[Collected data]
==========
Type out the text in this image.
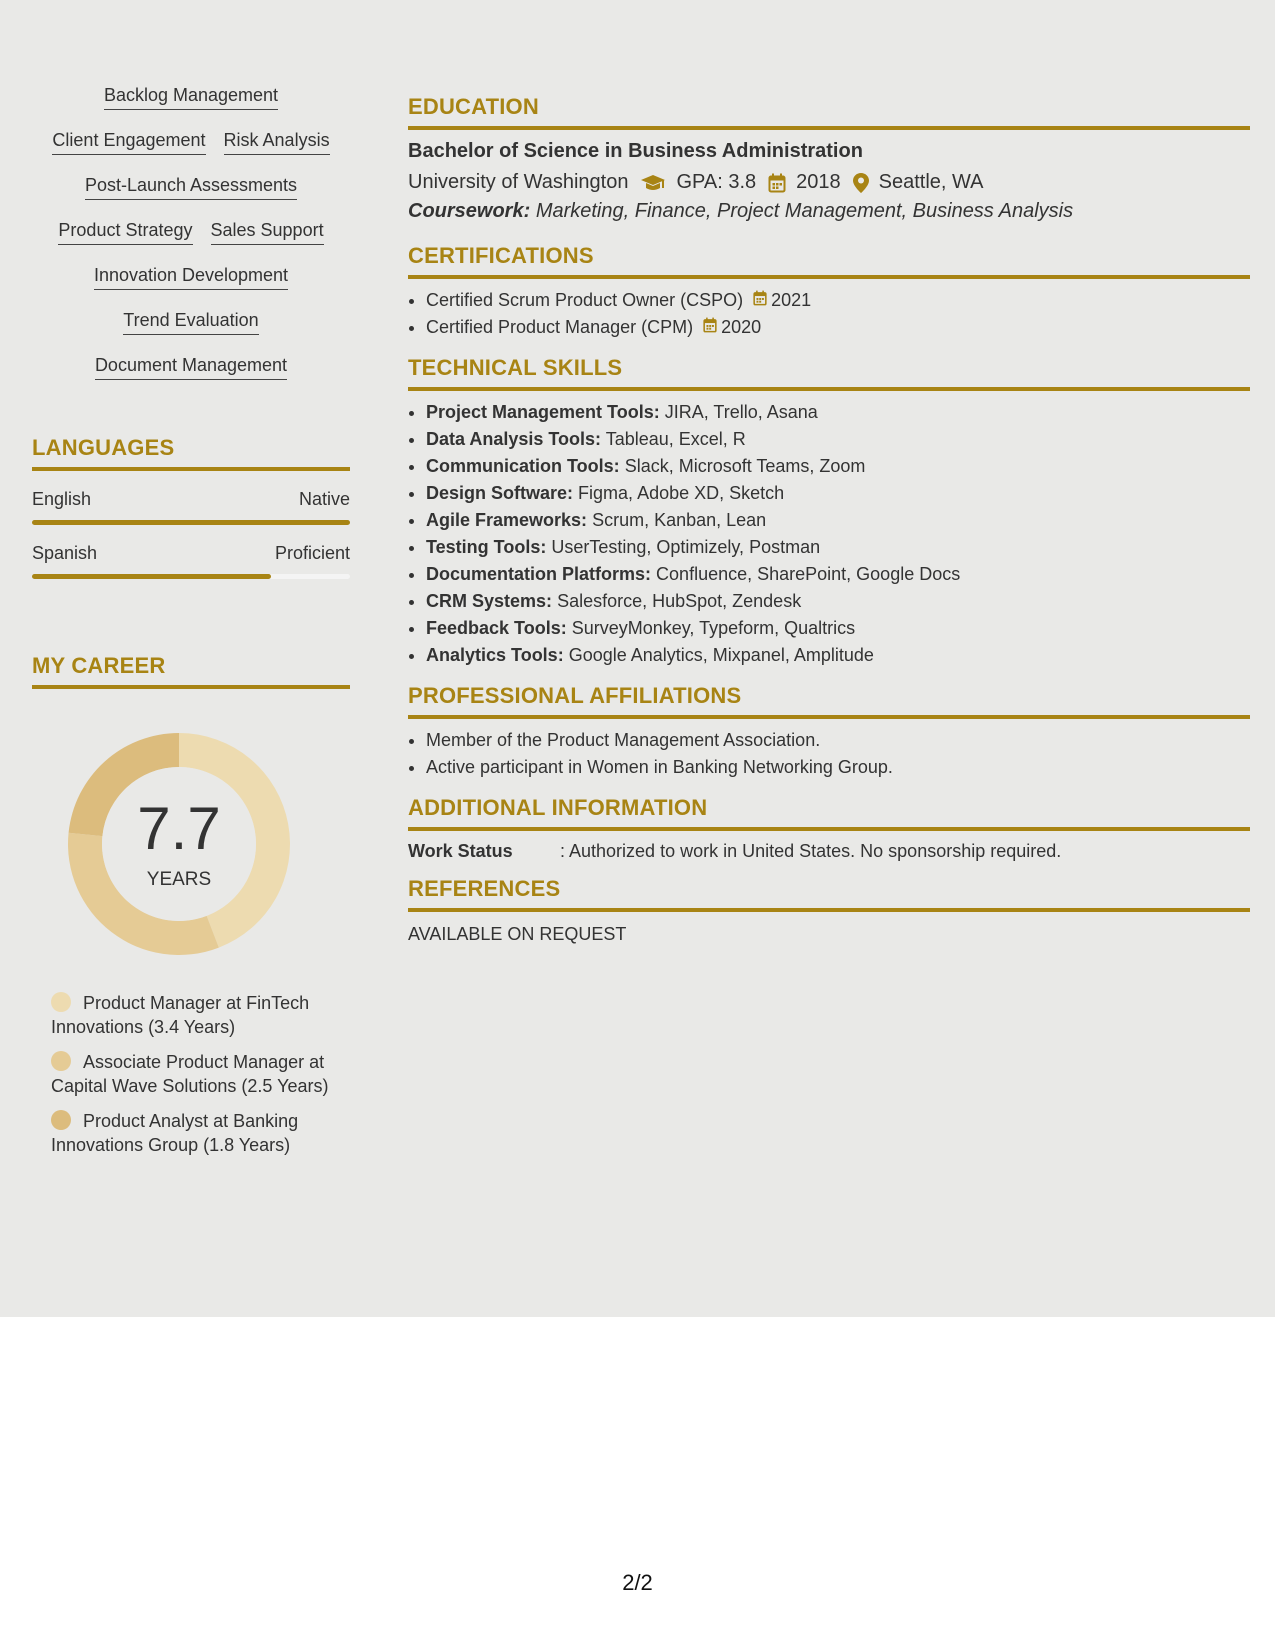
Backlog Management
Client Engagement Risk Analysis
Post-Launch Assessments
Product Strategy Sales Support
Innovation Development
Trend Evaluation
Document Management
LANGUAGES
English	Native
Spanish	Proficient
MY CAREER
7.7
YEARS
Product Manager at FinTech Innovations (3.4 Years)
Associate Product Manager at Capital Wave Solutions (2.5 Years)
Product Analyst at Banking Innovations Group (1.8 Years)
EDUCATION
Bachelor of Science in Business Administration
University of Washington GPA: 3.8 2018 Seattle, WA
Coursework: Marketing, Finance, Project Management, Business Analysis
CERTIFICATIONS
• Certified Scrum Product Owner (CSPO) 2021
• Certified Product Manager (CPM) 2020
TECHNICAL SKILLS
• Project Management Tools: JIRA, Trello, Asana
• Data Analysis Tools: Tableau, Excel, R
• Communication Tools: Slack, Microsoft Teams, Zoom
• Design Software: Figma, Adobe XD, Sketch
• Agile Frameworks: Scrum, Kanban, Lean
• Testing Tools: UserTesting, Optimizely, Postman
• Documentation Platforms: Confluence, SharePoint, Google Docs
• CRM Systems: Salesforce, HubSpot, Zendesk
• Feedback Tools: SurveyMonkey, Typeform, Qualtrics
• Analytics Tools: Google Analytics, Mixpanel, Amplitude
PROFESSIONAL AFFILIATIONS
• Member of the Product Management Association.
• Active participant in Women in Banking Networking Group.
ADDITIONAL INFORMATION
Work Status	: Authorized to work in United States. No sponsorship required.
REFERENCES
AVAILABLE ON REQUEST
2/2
==========
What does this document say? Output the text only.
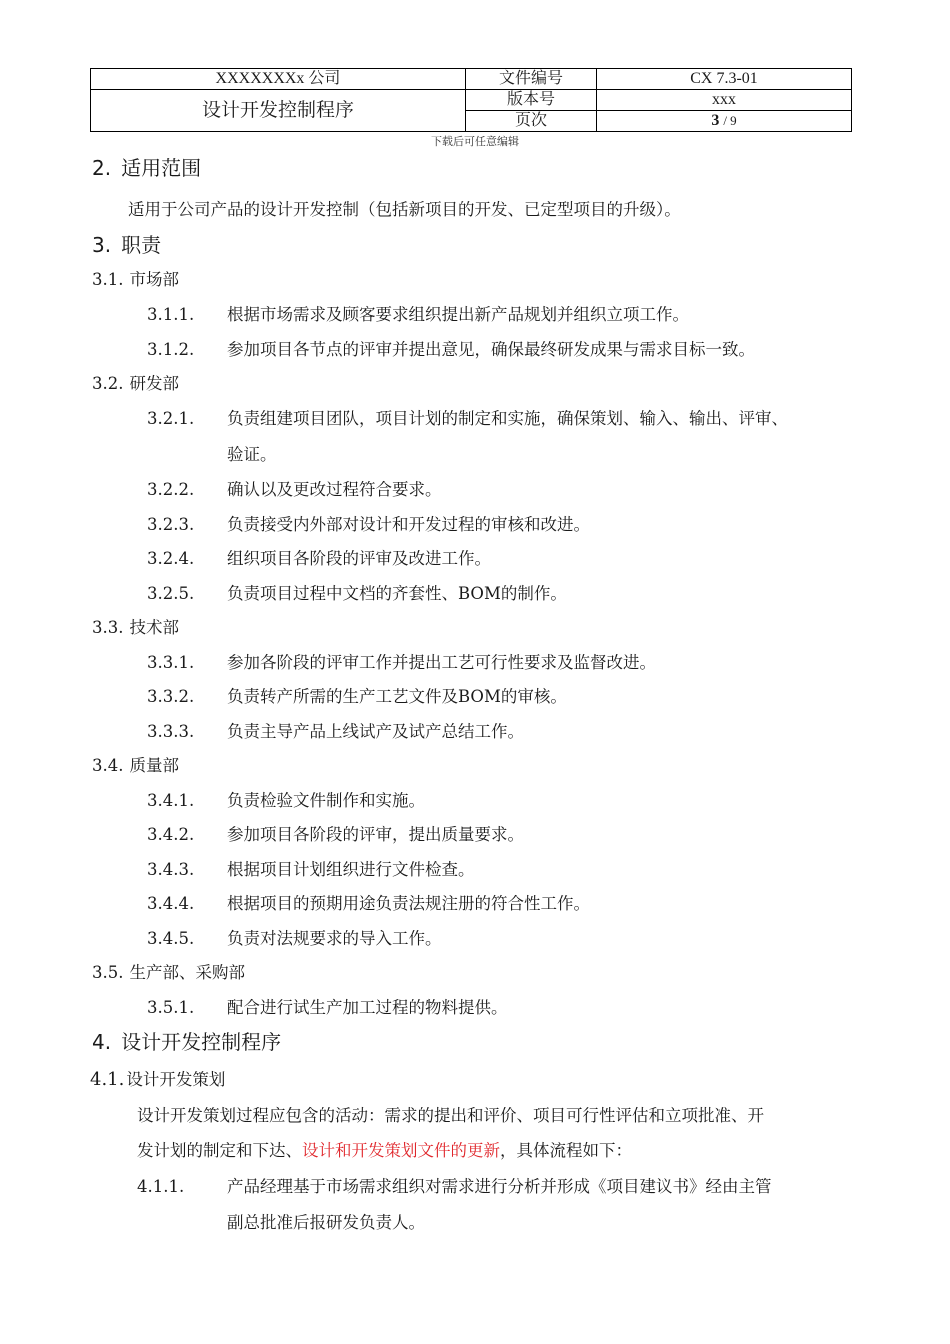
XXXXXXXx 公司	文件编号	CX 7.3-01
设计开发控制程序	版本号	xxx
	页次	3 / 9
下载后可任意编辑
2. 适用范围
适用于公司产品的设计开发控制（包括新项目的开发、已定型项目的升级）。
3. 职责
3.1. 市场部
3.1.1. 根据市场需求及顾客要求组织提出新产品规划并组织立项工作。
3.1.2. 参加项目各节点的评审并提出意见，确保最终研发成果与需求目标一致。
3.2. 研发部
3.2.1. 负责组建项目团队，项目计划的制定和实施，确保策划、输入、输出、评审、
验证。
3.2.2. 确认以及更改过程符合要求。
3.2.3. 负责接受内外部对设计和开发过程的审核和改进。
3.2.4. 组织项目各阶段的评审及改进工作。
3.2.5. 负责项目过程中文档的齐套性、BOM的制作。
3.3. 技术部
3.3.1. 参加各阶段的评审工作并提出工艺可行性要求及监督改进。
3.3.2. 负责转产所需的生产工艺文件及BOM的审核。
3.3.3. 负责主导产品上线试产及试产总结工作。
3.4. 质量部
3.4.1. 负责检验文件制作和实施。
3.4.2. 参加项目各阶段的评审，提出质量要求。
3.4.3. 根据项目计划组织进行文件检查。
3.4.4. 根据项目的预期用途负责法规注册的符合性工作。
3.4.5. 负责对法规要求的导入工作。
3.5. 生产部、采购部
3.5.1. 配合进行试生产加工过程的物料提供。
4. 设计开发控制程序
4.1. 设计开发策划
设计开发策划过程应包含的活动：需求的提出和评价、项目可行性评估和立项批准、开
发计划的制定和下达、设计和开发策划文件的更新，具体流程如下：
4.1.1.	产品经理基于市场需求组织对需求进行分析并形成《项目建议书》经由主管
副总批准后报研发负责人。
==========
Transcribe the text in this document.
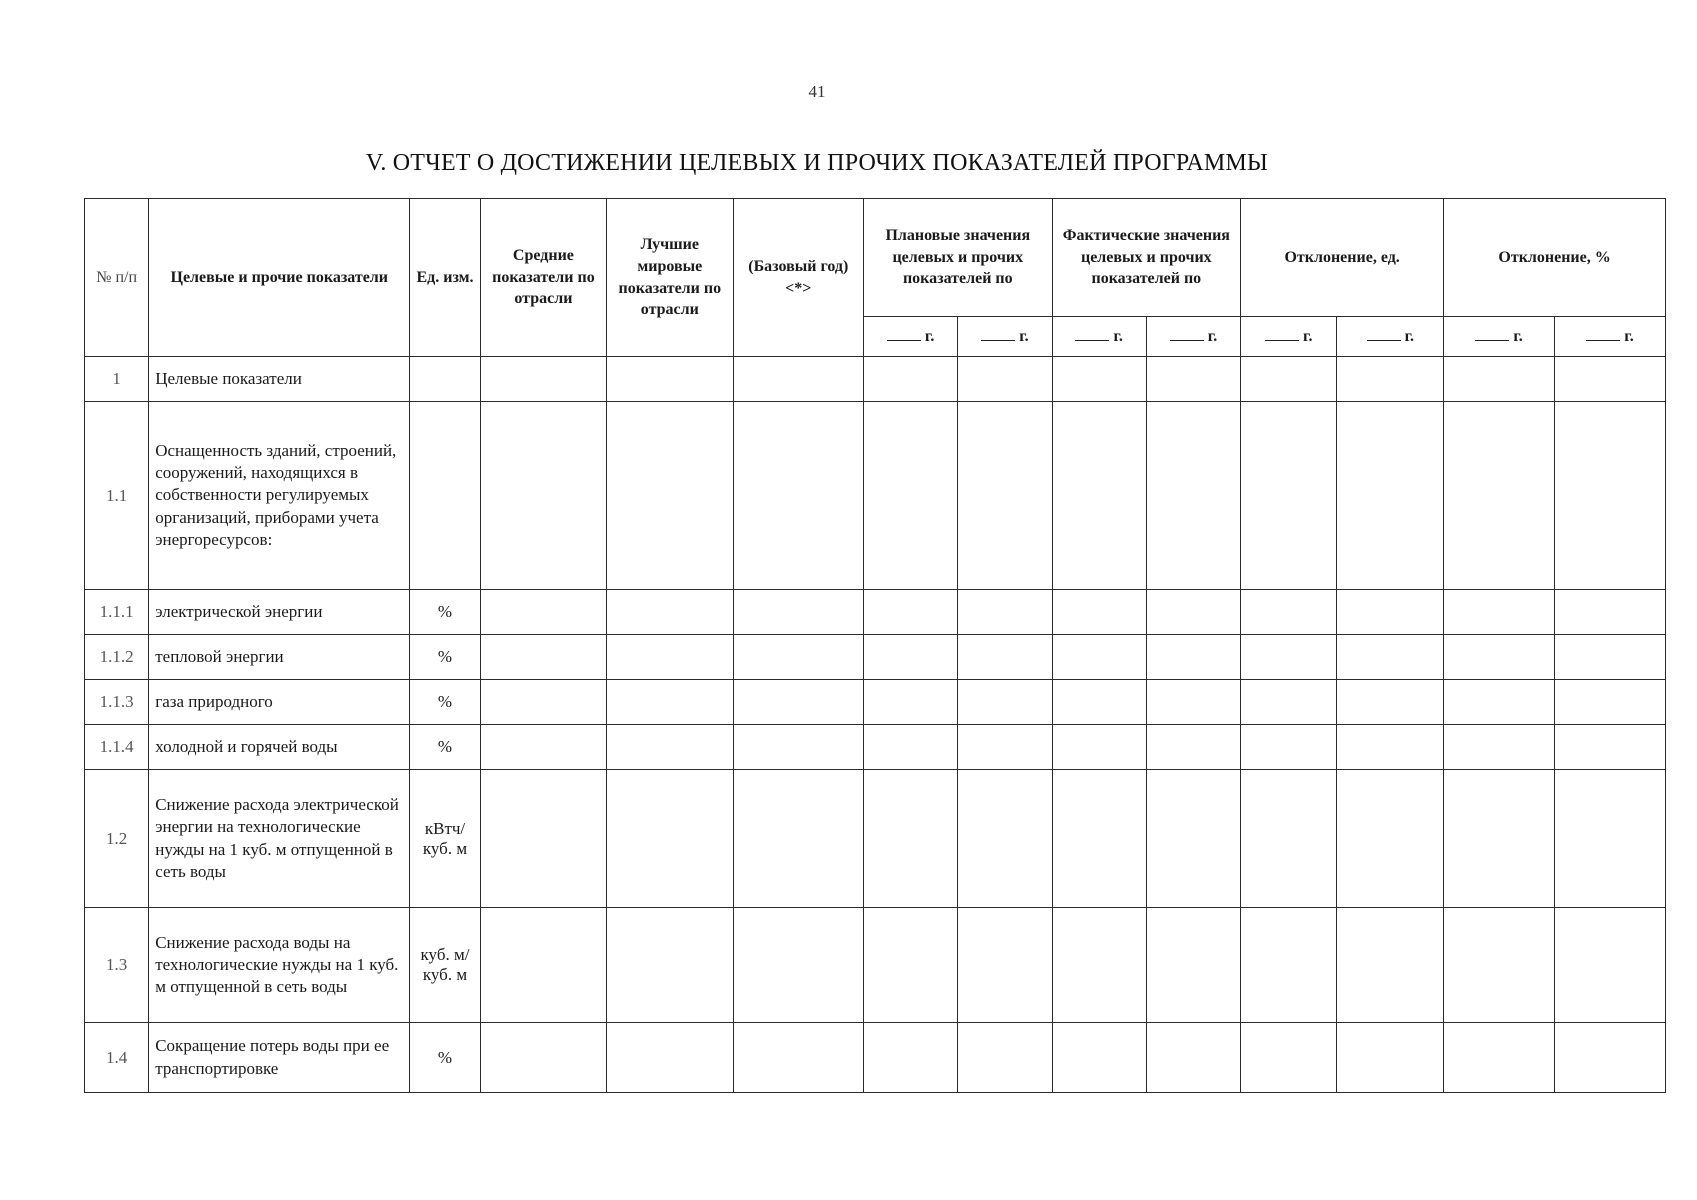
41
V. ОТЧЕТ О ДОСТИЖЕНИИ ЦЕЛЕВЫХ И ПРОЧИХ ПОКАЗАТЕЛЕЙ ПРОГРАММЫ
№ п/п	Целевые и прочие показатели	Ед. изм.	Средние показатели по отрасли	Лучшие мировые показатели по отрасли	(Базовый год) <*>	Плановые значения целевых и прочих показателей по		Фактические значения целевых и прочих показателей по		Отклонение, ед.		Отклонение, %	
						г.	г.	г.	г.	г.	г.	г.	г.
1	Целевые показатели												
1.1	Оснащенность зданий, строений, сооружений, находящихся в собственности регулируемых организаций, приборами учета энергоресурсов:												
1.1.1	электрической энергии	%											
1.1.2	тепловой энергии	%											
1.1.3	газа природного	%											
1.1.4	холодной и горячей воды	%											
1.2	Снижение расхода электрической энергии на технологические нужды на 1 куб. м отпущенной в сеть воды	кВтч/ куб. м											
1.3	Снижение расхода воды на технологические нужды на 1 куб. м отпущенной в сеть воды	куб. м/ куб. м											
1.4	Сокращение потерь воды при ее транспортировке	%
==========
→ **Direction**
Collect every line from the records above that contains the word "Business".

→ **The output**
Bachelor of Science in Business Administration
Coursework: Marketing, Finance, Project Management, Business Analysis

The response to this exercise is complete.